* _GIVEN TASK_
Pick out each line of the records that includes the string "name", and copy it.

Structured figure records
========

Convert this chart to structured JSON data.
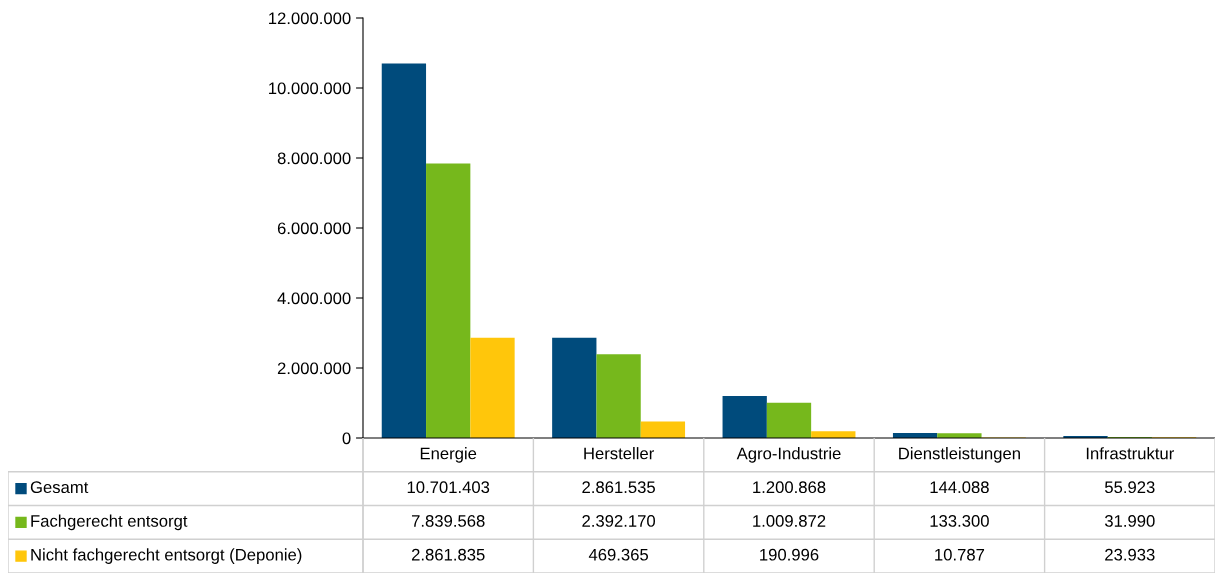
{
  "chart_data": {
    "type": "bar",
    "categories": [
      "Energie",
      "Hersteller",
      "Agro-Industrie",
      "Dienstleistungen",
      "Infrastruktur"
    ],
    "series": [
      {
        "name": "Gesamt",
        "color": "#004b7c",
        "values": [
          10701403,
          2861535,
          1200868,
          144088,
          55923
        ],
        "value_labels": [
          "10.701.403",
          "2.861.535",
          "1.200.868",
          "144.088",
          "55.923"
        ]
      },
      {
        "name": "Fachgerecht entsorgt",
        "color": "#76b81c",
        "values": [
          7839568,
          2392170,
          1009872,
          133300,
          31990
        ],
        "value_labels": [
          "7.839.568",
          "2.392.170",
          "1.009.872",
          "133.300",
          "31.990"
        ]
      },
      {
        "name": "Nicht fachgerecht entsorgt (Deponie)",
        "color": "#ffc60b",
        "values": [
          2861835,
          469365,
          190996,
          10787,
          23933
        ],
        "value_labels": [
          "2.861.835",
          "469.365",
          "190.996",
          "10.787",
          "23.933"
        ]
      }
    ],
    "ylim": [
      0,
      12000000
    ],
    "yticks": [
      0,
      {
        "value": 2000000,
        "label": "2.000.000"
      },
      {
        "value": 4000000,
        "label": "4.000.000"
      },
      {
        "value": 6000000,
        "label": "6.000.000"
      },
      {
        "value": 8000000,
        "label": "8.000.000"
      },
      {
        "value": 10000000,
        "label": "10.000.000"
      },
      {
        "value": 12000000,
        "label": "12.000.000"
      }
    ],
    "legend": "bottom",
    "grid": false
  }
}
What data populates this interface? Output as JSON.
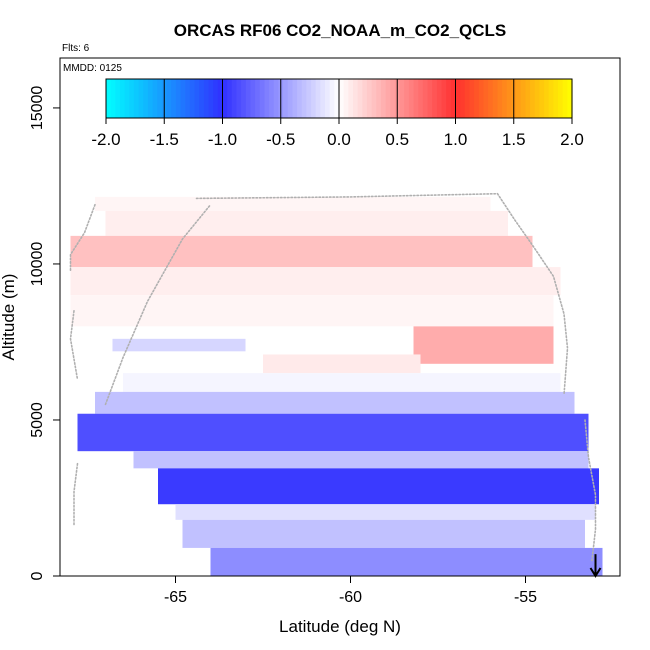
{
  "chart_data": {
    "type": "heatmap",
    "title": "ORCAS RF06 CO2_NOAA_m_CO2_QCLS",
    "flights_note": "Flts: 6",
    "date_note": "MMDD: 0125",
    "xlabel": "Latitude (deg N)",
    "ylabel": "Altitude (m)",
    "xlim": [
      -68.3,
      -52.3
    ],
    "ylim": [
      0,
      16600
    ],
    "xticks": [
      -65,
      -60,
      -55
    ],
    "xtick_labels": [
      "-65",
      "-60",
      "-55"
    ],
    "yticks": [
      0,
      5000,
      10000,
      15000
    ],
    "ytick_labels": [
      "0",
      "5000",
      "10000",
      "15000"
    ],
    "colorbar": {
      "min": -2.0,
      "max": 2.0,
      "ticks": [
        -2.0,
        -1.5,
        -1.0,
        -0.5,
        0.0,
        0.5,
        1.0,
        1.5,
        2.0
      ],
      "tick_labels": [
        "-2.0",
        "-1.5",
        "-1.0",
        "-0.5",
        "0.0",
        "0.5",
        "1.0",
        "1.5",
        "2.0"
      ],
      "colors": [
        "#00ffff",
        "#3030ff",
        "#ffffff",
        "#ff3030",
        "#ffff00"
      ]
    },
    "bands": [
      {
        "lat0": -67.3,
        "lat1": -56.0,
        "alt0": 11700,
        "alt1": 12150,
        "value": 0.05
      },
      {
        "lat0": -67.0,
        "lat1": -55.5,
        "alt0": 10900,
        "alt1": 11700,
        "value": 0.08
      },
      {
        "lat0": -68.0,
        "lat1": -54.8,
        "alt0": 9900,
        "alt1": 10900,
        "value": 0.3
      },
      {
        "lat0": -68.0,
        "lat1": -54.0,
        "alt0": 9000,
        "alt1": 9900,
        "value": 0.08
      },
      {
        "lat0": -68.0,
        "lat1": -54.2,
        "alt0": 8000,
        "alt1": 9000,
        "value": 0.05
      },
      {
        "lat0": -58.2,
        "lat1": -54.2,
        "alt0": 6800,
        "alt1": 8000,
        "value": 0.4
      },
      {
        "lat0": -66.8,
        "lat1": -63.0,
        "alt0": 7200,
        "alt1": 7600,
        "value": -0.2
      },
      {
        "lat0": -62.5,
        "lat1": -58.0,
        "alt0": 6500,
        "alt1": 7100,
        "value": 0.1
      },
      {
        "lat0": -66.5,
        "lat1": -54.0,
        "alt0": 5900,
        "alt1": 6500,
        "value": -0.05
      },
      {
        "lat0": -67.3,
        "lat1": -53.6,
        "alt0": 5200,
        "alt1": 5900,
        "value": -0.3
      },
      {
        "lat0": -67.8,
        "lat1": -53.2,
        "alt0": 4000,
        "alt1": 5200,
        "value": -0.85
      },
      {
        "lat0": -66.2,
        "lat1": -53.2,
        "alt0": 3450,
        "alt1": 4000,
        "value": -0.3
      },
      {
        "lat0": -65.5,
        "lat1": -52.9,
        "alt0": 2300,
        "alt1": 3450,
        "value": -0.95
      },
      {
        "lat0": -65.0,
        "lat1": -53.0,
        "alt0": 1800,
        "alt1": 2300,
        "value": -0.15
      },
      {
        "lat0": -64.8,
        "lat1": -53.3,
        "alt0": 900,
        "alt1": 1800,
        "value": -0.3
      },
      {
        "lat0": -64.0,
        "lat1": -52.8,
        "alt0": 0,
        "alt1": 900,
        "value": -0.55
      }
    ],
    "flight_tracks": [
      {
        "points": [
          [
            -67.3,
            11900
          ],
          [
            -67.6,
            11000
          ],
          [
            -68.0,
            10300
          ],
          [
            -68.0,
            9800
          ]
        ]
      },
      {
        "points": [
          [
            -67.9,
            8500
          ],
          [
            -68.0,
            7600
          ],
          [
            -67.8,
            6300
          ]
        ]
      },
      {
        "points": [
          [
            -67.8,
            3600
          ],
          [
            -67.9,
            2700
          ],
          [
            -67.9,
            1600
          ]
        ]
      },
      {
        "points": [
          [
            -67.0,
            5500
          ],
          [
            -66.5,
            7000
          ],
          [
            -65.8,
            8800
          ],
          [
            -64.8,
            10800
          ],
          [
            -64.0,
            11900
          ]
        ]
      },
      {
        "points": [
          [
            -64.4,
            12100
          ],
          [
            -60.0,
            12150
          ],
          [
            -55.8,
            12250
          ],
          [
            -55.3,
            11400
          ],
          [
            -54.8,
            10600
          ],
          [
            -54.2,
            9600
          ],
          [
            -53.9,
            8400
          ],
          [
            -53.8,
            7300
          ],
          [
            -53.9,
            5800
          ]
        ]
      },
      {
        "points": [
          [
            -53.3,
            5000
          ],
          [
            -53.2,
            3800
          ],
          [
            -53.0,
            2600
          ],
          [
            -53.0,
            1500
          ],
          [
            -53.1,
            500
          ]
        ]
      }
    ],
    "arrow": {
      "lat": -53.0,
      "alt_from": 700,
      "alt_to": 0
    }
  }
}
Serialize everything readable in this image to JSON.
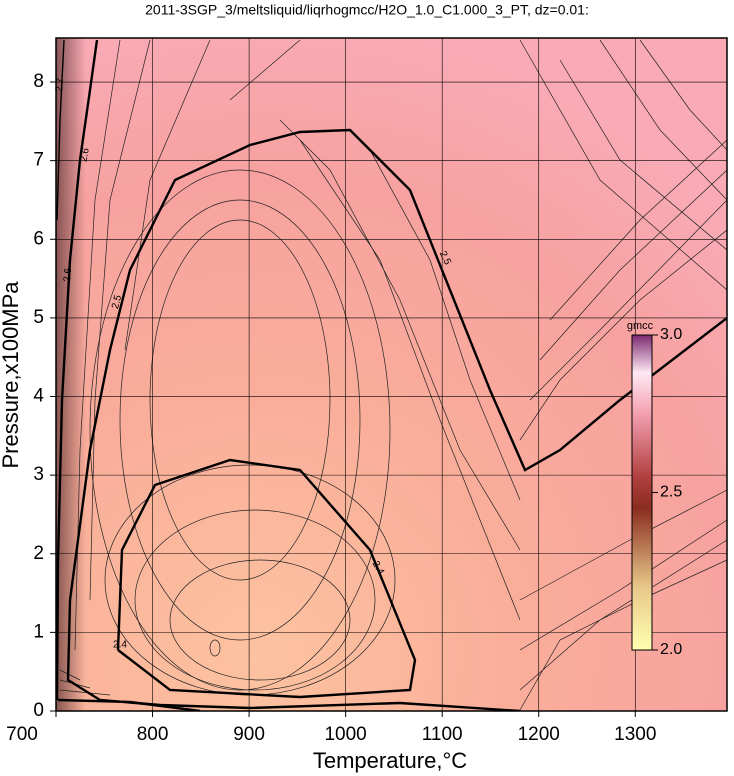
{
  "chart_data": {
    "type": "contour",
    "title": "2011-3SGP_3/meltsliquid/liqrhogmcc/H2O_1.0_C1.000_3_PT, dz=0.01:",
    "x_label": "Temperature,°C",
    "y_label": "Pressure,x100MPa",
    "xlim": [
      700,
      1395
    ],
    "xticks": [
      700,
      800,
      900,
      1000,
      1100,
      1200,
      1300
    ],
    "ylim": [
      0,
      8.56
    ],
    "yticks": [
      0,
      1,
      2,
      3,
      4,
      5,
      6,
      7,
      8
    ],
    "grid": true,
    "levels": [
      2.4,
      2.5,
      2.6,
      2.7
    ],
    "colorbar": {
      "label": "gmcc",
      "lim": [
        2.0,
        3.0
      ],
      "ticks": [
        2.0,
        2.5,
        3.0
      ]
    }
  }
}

========

* _FULL RESPONSE_
        "name": "Gesamt",
        "name": "Fachgerecht entsorgt",
        "name": "Nicht fachgerecht entsorgt (Deponie)",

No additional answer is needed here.